▶ **PROBLEM REQUIREMENTS**
Give the number of lines below that contain "Center", with no other output.

▶ **RECORDS TO PROCESS**
++++++++++
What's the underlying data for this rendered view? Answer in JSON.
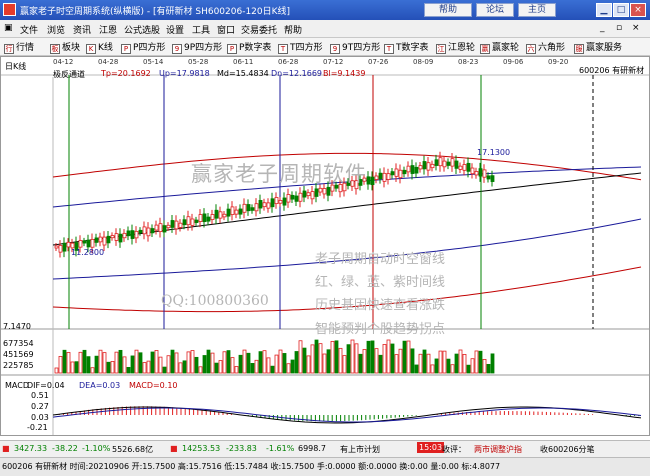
{
  "window": {
    "title": "赢家老子时空周期系统(纵横版) - [有研新材  SH600206-120日K线]",
    "buttons": {
      "register": "帮助",
      "forum": "论坛",
      "home": "主页"
    }
  },
  "menu": [
    "文件",
    "浏览",
    "资讯",
    "江恩",
    "公式选股",
    "设置",
    "工具",
    "窗口",
    "交易委托",
    "帮助"
  ],
  "toolbar": [
    {
      "icon": "行",
      "label": "行情"
    },
    {
      "icon": "板",
      "label": "板块"
    },
    {
      "icon": "K",
      "label": "K线"
    },
    {
      "icon": "P",
      "label": "P四方形"
    },
    {
      "icon": "9",
      "label": "9P四方形"
    },
    {
      "icon": "P",
      "label": "P数字表"
    },
    {
      "icon": "T",
      "label": "T四方形"
    },
    {
      "icon": "9",
      "label": "9T四方形"
    },
    {
      "icon": "T",
      "label": "T数字表"
    },
    {
      "icon": "江",
      "label": "江恩轮"
    },
    {
      "icon": "赢",
      "label": "赢家轮"
    },
    {
      "icon": "六",
      "label": "六角形"
    },
    {
      "icon": "服",
      "label": "赢家服务"
    }
  ],
  "chart": {
    "period_label": "日K线",
    "stock_code_name": "600206 有研新材",
    "indicator_name": "极反通道",
    "tp": "Tp=20.1692",
    "up": "Up=17.9818",
    "md": "Md=15.4834",
    "dn": "Dn=12.1669",
    "bl": "Bl=9.1439",
    "dates": [
      "04-12",
      "04-28",
      "05-14",
      "05-28",
      "06-11",
      "06-28",
      "07-12",
      "07-26",
      "08-09",
      "08-23",
      "09-06",
      "09-20"
    ],
    "price_high_label": "17.1300",
    "price_low_label": "11.2800",
    "axis_low": "7.1470",
    "volume_ticks": [
      "677354",
      "451569",
      "225785"
    ],
    "macd_label": "MACD",
    "dif": "DIF=0.04",
    "dea": "DEA=0.03",
    "macd": "MACD=0.10",
    "macd_ticks": [
      "0.51",
      "0.27",
      "0.03",
      "-0.21"
    ],
    "watermark_main": "赢家老子周期软件",
    "watermark_lines": [
      "老子周期自动时空窗线",
      "红、绿、蓝、紫时间线",
      "历史基因快速查看涨跌",
      "智能预判个股趋势拐点"
    ],
    "watermark_qq": "QQ:100800360",
    "colors": {
      "up": "#e02020",
      "down": "#008000",
      "band_red": "#c00000",
      "band_blue": "#1a1a9a",
      "band_black": "#000000"
    }
  },
  "chart_data": {
    "type": "candlestick",
    "bands": {
      "Tp": 20.1692,
      "Up": 17.9818,
      "Md": 15.4834,
      "Dn": 12.1669,
      "Bl": 9.1439
    },
    "marks": {
      "high": 17.13,
      "low": 11.28
    },
    "y_axis_min": 7.147,
    "volume_axis": [
      677354,
      451569,
      225785
    ],
    "macd_axis": [
      0.51,
      0.27,
      0.03,
      -0.21
    ],
    "macd_values": {
      "DIF": 0.04,
      "DEA": 0.03,
      "MACD": 0.1
    }
  },
  "status1": {
    "sh_index": "3427.33",
    "sh_change": "-38.22",
    "sh_pct": "-1.10%",
    "sh_amount": "5526.68亿",
    "sz_index": "14253.53",
    "sz_change": "-233.83",
    "sz_pct": "-1.61%",
    "sz_amount": "6998.7",
    "ticker_tag": "有上市计划",
    "time": "15:03",
    "market_state": "收评：",
    "news": "两市调整沪指",
    "account": "收600206分笔"
  },
  "status2": {
    "info": "600206 有研新材 时间:20210906 开:15.7500 高:15.7516 低:15.7484 收:15.7500 手:0.0000 额:0.0000 换:0.00 量:0.00 标:4.8077"
  }
}
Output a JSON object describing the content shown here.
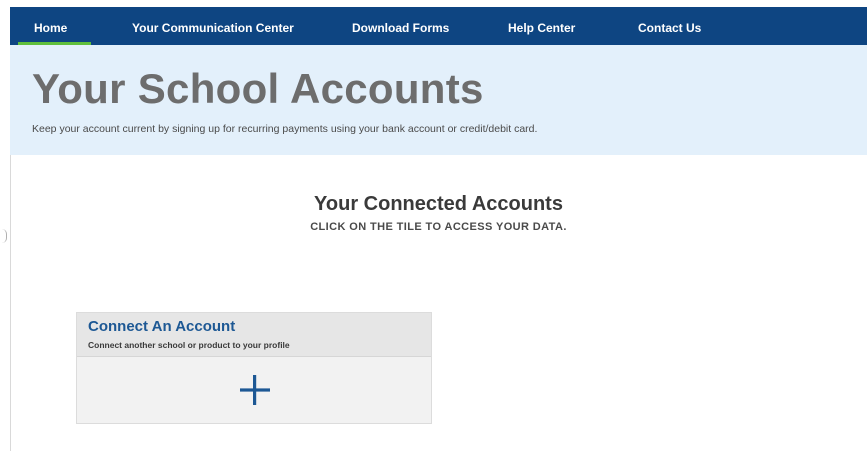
{
  "nav": {
    "items": [
      {
        "label": "Home",
        "active": true
      },
      {
        "label": "Your Communication Center",
        "active": false
      },
      {
        "label": "Download Forms",
        "active": false
      },
      {
        "label": "Help Center",
        "active": false
      },
      {
        "label": "Contact Us",
        "active": false
      }
    ]
  },
  "hero": {
    "title": "Your School Accounts",
    "subtitle": "Keep your account current by signing up for recurring payments using your bank account or credit/debit card."
  },
  "connected": {
    "title": "Your Connected Accounts",
    "instruction": "CLICK ON THE TILE TO ACCESS YOUR DATA."
  },
  "tile": {
    "title": "Connect An Account",
    "subtitle": "Connect another school or product to your profile",
    "icon": "plus-icon"
  },
  "colors": {
    "nav_background": "#0e4582",
    "nav_active_indicator": "#5fbf3b",
    "hero_background": "#e3f0fb",
    "tile_title": "#1d5894",
    "plus_icon": "#1d5894"
  }
}
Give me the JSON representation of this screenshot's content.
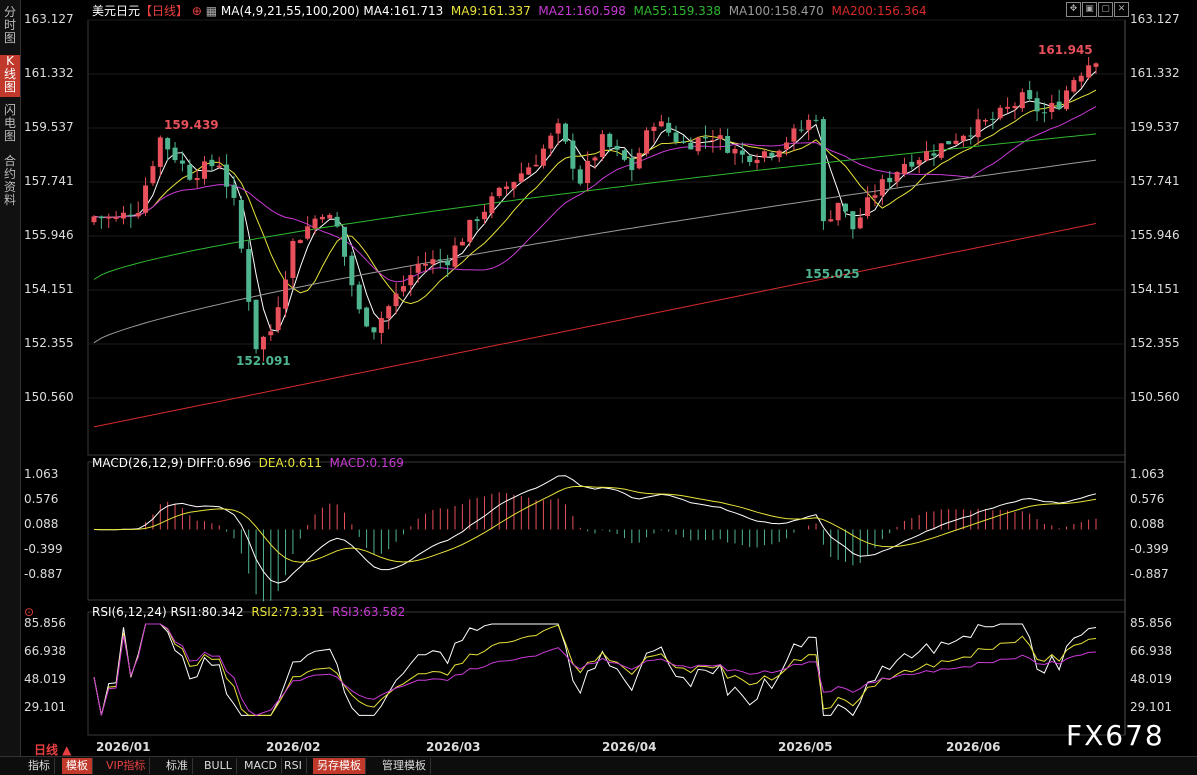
{
  "sidebar": {
    "tabs": [
      {
        "label": "分\n时\n图",
        "active": false
      },
      {
        "label": "K\n线\n图",
        "active": true
      },
      {
        "label": "闪\n电\n图",
        "active": false
      },
      {
        "label": "合\n约\n资\n料",
        "active": false
      }
    ]
  },
  "header": {
    "symbol": "美元日元",
    "period": "【日线】",
    "ma_params": "MA(4,9,21,55,100,200)",
    "ma4": "MA4:161.713",
    "ma9": "MA9:161.337",
    "ma21": "MA21:160.598",
    "ma55": "MA55:159.338",
    "ma100": "MA100:158.470",
    "ma200": "MA200:156.364"
  },
  "macd_header": {
    "title": "MACD(26,12,9)",
    "diff": "DIFF:0.696",
    "dea": "DEA:0.611",
    "macd": "MACD:0.169"
  },
  "rsi_header": {
    "title": "RSI(6,12,24)",
    "rsi1": "RSI1:80.342",
    "rsi2": "RSI2:73.331",
    "rsi3": "RSI3:63.582"
  },
  "price_axis": [
    "163.127",
    "161.332",
    "159.537",
    "157.741",
    "155.946",
    "154.151",
    "152.355",
    "150.560"
  ],
  "macd_axis": [
    "1.063",
    "0.576",
    "0.088",
    "-0.399",
    "-0.887"
  ],
  "rsi_axis": [
    "85.856",
    "66.938",
    "48.019",
    "29.101"
  ],
  "x_axis": [
    "2026/01",
    "2026/02",
    "2026/03",
    "2026/04",
    "2026/05",
    "2026/06"
  ],
  "annotations": {
    "high1": "159.439",
    "low1": "152.091",
    "low2": "155.025",
    "high2": "161.945"
  },
  "period_selector": "日线 ▲",
  "bottom_tabs": [
    {
      "label": "指标",
      "style": "normal"
    },
    {
      "label": "模板",
      "style": "hl"
    },
    {
      "label": "VIP指标",
      "style": "vip"
    },
    {
      "label": "标准",
      "style": "normal"
    },
    {
      "label": "BULL",
      "style": "normal"
    },
    {
      "label": "MACD",
      "style": "normal"
    },
    {
      "label": "RSI",
      "style": "normal"
    },
    {
      "label": "另存模板",
      "style": "hl"
    },
    {
      "label": "管理模板",
      "style": "normal"
    }
  ],
  "watermark": "FX678",
  "colors": {
    "up": "#e8505b",
    "down": "#4fb58f",
    "ma4": "#ffffff",
    "ma9": "#e8e33a",
    "ma21": "#c93ad6",
    "ma55": "#2fb82f",
    "ma100": "#9a9a9a",
    "ma200": "#d62b2b"
  }
}
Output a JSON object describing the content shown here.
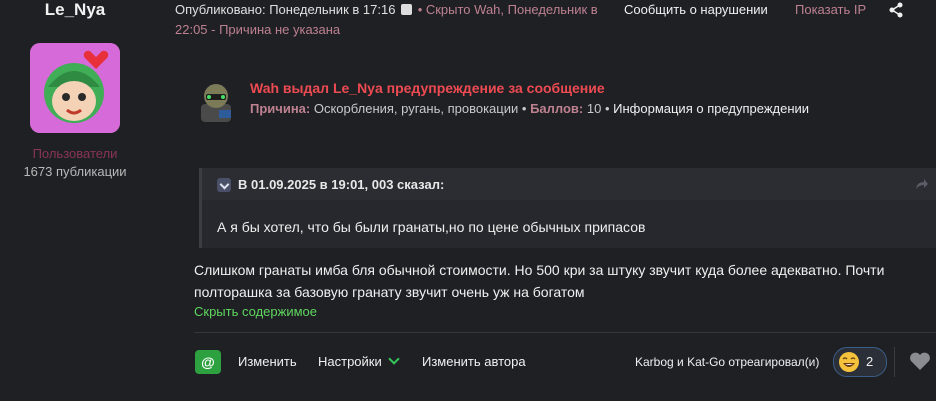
{
  "author": {
    "name": "Le_Nya",
    "group": "Пользователи",
    "posts": "1673 публикации"
  },
  "meta": {
    "published": "Опубликовано: Понедельник в 17:16",
    "hidden": "• Скрыто Wah, Понедельник в 22:05 - Причина не указана",
    "report": "Сообщить о нарушении",
    "show_ip": "Показать IP"
  },
  "warning": {
    "title": "Wah выдал Le_Nya предупреждение за сообщение",
    "reason_label": "Причина:",
    "reason": "Оскорбления, ругань, провокации",
    "points_label": "Баллов:",
    "points": "10",
    "info": "Информация о предупреждении"
  },
  "quote": {
    "by": "В 01.09.2025 в 19:01, 003 сказал:",
    "text": "А я бы хотел, что бы были гранаты,но по цене обычных припасов"
  },
  "post": {
    "text": "Слишком гранаты имба бля обычной стоимости. Но 500 кри за штуку звучит куда более адекватно. Почти полторашка за базовую гранату звучит очень уж на богатом",
    "toggle": "Скрыть содержимое"
  },
  "actions": {
    "mark": "@",
    "edit": "Изменить",
    "settings": "Настройки",
    "change_author": "Изменить автора",
    "reactions_text": "Karbog и Kat-Go отреагировал(и)",
    "reaction_count": "2"
  },
  "colors": {
    "background": "#1f2024",
    "accent_red": "#ee4a52",
    "accent_green": "#2da040",
    "muted_pink": "#bd8190"
  },
  "icons": [
    "edit-icon",
    "share-icon",
    "chevron-down-icon",
    "quote-link-icon",
    "laugh-emoji-icon",
    "heart-icon"
  ]
}
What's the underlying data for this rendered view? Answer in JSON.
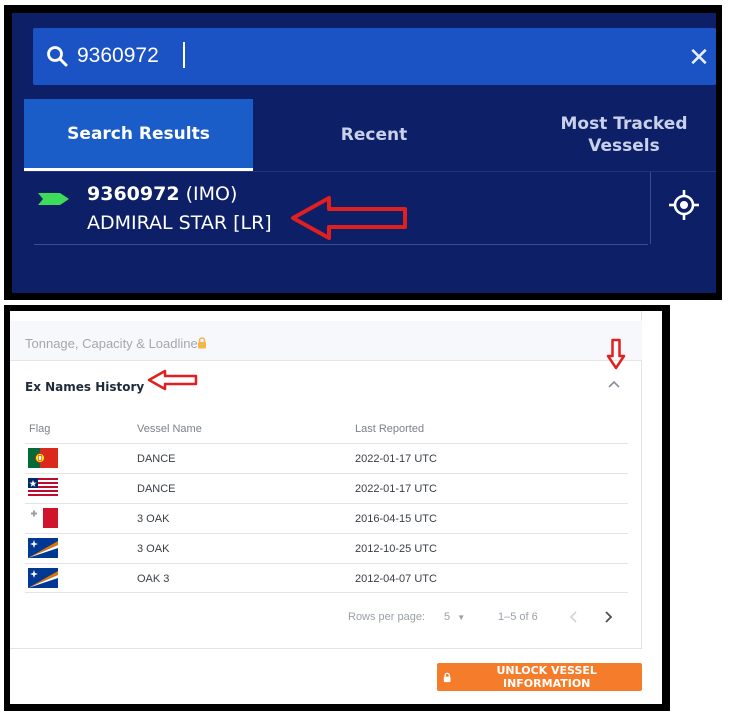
{
  "search": {
    "value": "9360972",
    "clear_icon": "close-icon"
  },
  "tabs": [
    {
      "label": "Search Results",
      "active": true
    },
    {
      "label": "Recent",
      "active": false
    },
    {
      "label": "Most Tracked\nVessels",
      "active": false
    }
  ],
  "result": {
    "id": "9360972",
    "id_type": "(IMO)",
    "name": "ADMIRAL STAR [LR]",
    "marker_color": "#3ddc5a"
  },
  "details": {
    "tonnage_label": "Tonnage, Capacity & Loadline",
    "section_title": "Ex Names History",
    "columns": {
      "flag": "Flag",
      "name": "Vessel Name",
      "date": "Last Reported"
    },
    "rows": [
      {
        "flag": "portugal-flag",
        "name": "DANCE",
        "date": "2022-01-17 UTC"
      },
      {
        "flag": "liberia-flag",
        "name": "DANCE",
        "date": "2022-01-17 UTC"
      },
      {
        "flag": "malta-flag",
        "name": "3 OAK",
        "date": "2016-04-15 UTC"
      },
      {
        "flag": "marshall-islands-flag",
        "name": "3 OAK",
        "date": "2012-10-25 UTC"
      },
      {
        "flag": "marshall-islands-flag",
        "name": "OAK 3",
        "date": "2012-04-07 UTC"
      }
    ],
    "pagination": {
      "rows_per_page_label": "Rows per page:",
      "rows_per_page": "5",
      "range": "1–5 of 6"
    },
    "unlock_label": "UNLOCK VESSEL INFORMATION"
  },
  "colors": {
    "top_bg": "#0d1f66",
    "search_bar": "#1b52c4",
    "active_tab": "#1a5cc8",
    "unlock_button": "#f57c2b",
    "annotation_arrow": "#e02020"
  }
}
++++++++++
▶ **WRITTEN SOLUTION**
2